-- Start of Source material --
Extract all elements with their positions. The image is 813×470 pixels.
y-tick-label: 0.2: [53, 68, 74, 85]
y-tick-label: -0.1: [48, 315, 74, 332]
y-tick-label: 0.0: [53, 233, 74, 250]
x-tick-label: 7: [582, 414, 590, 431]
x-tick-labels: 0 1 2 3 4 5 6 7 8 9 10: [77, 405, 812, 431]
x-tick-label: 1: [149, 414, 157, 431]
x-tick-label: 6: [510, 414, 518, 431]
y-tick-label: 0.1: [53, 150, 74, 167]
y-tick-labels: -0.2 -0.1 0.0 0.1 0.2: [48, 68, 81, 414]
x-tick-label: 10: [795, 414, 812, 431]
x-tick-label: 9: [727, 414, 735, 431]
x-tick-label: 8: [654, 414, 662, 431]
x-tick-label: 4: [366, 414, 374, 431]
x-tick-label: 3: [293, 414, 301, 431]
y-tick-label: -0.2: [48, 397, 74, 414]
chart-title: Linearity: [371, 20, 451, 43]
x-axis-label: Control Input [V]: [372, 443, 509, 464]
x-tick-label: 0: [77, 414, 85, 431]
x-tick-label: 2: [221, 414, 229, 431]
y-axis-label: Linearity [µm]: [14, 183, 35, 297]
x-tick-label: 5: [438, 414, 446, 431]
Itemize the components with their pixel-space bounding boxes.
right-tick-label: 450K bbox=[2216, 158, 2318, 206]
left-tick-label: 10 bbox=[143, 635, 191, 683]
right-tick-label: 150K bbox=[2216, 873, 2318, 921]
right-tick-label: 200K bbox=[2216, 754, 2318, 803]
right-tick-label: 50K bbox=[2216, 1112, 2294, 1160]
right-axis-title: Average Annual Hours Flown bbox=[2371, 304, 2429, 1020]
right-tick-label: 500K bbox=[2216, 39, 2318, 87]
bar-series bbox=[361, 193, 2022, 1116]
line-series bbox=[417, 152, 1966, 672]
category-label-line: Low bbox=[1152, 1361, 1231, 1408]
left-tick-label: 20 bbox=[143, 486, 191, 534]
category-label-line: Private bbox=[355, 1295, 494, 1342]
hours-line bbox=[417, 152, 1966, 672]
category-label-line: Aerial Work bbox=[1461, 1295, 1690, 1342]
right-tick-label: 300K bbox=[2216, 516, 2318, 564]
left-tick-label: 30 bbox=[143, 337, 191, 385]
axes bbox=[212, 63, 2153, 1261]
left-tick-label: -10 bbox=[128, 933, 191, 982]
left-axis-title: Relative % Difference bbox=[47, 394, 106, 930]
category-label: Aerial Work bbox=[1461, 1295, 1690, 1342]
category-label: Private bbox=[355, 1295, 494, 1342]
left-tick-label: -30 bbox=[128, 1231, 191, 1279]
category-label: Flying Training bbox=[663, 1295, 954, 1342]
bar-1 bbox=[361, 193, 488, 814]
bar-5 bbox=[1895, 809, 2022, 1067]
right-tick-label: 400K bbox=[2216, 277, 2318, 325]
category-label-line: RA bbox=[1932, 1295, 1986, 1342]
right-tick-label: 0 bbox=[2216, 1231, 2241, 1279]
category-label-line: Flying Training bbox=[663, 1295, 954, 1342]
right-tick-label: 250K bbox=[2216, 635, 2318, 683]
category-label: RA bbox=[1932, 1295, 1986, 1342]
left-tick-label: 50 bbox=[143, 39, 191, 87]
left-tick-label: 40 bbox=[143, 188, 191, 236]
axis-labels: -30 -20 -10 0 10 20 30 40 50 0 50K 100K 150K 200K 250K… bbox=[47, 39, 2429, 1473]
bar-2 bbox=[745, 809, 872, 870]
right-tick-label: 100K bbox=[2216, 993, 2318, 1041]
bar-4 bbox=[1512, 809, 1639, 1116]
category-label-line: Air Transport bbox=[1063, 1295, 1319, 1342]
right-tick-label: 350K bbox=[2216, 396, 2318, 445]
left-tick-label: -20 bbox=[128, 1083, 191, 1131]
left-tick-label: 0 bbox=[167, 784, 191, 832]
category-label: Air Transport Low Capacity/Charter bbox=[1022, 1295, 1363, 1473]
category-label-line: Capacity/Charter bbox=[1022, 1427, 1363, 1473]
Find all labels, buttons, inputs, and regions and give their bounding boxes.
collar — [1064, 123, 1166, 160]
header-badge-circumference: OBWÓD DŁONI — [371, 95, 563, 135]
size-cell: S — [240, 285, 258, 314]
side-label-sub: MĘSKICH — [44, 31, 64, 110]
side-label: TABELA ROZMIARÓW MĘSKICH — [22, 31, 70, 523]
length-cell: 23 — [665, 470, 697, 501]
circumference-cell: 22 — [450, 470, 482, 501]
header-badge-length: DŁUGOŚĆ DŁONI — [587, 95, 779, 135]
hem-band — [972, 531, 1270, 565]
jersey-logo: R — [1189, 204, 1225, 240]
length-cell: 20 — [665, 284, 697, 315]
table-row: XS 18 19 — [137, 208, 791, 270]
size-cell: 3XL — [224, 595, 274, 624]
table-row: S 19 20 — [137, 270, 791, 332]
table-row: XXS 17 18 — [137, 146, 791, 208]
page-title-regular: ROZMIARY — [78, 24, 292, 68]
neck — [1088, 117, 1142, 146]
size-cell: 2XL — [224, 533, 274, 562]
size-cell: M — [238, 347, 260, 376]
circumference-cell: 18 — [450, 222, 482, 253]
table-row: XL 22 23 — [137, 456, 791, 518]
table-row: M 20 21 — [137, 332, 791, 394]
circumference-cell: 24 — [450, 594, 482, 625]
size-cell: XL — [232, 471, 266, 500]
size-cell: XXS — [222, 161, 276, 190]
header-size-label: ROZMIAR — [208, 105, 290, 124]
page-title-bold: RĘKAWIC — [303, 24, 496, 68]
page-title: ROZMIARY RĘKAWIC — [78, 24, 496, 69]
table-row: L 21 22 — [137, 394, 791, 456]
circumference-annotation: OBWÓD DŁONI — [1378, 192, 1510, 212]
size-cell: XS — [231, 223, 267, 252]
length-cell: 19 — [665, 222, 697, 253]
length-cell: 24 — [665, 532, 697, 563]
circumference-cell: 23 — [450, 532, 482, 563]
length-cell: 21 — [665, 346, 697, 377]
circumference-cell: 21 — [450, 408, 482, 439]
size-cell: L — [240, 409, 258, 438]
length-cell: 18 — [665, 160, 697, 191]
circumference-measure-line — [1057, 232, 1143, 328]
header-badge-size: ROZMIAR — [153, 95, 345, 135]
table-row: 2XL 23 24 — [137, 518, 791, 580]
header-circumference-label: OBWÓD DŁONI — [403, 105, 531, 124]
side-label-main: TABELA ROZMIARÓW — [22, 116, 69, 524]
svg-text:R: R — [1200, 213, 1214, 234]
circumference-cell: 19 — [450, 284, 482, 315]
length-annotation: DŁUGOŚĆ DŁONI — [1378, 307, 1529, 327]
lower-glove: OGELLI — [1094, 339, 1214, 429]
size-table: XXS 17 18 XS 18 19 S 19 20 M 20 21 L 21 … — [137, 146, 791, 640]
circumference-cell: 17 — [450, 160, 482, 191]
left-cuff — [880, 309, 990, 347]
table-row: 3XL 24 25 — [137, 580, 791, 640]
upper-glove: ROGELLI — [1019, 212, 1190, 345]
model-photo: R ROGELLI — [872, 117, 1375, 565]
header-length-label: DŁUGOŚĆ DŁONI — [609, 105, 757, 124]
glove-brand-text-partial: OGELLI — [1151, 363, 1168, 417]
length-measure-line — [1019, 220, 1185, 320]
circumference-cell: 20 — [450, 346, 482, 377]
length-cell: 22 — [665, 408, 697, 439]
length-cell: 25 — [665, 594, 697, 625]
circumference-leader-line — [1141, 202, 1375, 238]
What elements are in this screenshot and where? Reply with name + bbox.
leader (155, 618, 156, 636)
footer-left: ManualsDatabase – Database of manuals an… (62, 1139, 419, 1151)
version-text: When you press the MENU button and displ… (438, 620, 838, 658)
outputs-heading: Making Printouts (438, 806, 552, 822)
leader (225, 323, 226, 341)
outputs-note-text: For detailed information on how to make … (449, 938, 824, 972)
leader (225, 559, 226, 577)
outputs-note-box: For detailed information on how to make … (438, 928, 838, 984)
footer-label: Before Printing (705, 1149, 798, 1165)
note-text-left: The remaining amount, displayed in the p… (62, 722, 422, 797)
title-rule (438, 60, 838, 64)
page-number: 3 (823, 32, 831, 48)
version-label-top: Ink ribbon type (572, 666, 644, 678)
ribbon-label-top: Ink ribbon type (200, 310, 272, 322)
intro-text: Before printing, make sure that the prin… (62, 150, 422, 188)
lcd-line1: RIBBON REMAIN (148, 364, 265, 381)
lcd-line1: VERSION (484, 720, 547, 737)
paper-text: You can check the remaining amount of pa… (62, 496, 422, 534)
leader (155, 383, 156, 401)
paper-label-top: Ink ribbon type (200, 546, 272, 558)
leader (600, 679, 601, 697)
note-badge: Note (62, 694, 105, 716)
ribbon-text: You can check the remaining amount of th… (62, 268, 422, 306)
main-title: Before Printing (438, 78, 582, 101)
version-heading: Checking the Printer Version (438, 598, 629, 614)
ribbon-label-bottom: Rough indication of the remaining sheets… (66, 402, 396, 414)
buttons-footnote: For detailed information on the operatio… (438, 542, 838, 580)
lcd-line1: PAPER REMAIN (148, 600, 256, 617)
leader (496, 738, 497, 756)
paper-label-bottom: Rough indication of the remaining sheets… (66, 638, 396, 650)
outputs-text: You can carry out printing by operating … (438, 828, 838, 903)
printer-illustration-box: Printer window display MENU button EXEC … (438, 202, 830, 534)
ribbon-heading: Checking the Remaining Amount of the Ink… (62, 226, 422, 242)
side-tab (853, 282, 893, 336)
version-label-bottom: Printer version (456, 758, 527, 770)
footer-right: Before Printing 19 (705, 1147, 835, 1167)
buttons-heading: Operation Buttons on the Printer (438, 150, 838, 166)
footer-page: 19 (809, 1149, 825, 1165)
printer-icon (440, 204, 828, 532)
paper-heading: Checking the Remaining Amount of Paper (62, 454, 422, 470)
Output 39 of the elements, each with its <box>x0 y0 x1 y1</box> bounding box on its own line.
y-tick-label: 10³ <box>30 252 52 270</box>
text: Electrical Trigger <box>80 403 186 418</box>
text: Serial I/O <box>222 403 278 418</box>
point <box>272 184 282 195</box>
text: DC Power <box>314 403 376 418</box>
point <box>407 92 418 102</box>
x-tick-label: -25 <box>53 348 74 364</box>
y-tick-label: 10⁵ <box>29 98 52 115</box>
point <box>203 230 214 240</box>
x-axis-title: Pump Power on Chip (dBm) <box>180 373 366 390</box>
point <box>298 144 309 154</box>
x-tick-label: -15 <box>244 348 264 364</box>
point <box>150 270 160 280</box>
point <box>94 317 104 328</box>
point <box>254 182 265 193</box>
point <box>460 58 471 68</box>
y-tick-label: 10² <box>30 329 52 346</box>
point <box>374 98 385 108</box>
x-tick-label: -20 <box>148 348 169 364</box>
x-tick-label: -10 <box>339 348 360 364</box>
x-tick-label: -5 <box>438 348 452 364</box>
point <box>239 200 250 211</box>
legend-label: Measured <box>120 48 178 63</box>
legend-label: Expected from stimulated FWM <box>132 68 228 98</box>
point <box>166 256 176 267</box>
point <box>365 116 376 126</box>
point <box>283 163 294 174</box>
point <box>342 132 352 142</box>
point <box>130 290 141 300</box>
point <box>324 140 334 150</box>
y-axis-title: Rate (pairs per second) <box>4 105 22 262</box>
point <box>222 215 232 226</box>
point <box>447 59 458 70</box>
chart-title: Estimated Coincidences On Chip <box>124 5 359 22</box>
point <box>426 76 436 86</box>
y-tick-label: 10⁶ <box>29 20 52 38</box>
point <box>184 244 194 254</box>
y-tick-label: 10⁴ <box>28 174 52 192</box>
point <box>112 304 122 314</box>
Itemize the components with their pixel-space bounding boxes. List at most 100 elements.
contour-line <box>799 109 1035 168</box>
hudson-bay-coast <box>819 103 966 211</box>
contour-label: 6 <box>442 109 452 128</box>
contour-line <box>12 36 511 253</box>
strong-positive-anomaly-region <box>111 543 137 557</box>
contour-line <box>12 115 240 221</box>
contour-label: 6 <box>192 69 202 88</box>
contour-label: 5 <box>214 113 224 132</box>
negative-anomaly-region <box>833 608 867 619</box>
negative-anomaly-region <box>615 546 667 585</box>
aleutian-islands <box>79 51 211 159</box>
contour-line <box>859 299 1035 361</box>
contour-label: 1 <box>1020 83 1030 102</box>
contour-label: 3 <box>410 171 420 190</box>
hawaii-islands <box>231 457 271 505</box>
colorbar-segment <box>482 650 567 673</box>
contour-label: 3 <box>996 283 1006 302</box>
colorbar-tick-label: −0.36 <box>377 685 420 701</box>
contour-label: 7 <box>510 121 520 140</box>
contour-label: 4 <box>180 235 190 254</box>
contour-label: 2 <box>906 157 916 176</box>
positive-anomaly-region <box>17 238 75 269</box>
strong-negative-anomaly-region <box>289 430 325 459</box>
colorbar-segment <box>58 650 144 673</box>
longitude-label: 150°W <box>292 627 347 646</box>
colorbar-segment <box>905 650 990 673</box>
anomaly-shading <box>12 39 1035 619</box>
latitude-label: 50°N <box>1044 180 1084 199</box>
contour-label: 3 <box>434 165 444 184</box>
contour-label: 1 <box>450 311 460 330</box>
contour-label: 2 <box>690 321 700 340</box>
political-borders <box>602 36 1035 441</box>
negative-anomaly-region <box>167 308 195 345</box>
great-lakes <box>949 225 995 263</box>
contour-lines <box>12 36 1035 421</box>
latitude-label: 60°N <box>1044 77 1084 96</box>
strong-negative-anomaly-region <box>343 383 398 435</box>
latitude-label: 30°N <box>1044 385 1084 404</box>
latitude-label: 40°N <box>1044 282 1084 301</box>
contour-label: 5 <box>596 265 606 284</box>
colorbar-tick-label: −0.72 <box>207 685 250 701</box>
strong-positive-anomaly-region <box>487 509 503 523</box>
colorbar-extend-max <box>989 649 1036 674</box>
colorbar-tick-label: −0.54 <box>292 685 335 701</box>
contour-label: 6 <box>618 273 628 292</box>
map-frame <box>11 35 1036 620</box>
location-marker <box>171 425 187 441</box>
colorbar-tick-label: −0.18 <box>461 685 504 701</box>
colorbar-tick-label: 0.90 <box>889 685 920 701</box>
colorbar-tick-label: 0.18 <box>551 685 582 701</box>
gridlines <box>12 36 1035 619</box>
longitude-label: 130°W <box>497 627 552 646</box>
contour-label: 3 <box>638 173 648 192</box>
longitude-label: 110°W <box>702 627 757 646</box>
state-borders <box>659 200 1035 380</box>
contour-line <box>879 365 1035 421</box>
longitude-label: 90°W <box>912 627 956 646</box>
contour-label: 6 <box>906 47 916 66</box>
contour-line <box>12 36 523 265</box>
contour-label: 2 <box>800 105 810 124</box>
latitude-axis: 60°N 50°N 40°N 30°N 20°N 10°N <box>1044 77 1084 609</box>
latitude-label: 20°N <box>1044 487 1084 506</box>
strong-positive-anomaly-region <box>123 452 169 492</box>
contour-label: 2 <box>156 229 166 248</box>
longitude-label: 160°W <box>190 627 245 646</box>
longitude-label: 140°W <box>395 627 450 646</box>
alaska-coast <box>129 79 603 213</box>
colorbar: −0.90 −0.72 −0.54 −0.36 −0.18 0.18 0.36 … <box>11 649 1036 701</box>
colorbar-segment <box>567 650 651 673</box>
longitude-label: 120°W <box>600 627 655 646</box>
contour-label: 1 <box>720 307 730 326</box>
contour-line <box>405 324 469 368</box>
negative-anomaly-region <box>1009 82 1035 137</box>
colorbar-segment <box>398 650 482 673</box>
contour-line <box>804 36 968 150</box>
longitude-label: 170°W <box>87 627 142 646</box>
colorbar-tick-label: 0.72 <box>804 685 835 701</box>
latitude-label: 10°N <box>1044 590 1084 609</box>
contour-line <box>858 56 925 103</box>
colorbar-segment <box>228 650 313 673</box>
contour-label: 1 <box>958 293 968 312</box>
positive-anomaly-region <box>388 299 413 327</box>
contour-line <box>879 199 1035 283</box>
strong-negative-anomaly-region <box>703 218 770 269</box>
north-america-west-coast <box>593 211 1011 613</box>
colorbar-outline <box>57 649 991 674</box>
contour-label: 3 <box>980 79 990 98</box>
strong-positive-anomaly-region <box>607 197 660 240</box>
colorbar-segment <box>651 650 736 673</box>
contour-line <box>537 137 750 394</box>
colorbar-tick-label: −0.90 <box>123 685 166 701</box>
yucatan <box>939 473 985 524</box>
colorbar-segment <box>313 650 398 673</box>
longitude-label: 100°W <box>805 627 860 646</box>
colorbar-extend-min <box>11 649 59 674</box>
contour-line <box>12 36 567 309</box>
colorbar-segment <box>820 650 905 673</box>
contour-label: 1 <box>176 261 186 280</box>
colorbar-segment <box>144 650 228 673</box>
-- End of Source material --
Task directions: Could you arrange the records as a Markdown table with the columns Row and Line, starting with the very first line and continuing through the line containing "left-tick-label: 10 bbox=[143, 635, 191, 683]", numbering each row and leaving out any blank lines?

Answer to this exercise:
| Row | Line |
|---|---|
| 1 | Extract all elements with their positions. The image is 813×470 pixels. |
| 2 | y-tick-label: 0.2: [53, 68, 74, 85] |
| 3 | y-tick-label: -0.1: [48, 315, 74, 332] |
| 4 | y-tick-label: 0.0: [53, 233, 74, 250] |
| 5 | x-tick-label: 7: [582, 414, 590, 431] |
| 6 | x-tick-labels: 0 1 2 3 4 5 6 7 8 9 10: [77, 405, 812, 431] |
| 7 | x-tick-label: 1: [149, 414, 157, 431] |
| 8 | x-tick-label: 6: [510, 414, 518, 431] |
| 9 | y-tick-label: 0.1: [53, 150, 74, 167] |
| 10 | y-tick-labels: -0.2 -0.1 0.0 0.1 0.2: [48, 68, 81, 414] |
| 11 | x-tick-label: 10: [795, 414, 812, 431] |
| 12 | x-tick-label: 9: [727, 414, 735, 431] |
| 13 | x-tick-label: 8: [654, 414, 662, 431] |
| 14 | x-tick-label: 4: [366, 414, 374, 431] |
| 15 | x-tick-label: 3: [293, 414, 301, 431] |
| 16 | y-tick-label: -0.2: [48, 397, 74, 414] |
| 17 | chart-title: Linearity: [371, 20, 451, 43] |
| 18 | x-axis-label: Control Input [V]: [372, 443, 509, 464] |
| 19 | x-tick-label: 0: [77, 414, 85, 431] |
| 20 | x-tick-label: 2: [221, 414, 229, 431] |
| 21 | y-axis-label: Linearity [µm]: [14, 183, 35, 297] |
| 22 | x-tick-label: 5: [438, 414, 446, 431] |
| 23 | Itemize the components with their pixel-space bounding boxes. |
| 24 | right-tick-label: 450K bbox=[2216, 158, 2318, 206] |
| 25 | left-tick-label: 10 bbox=[143, 635, 191, 683] |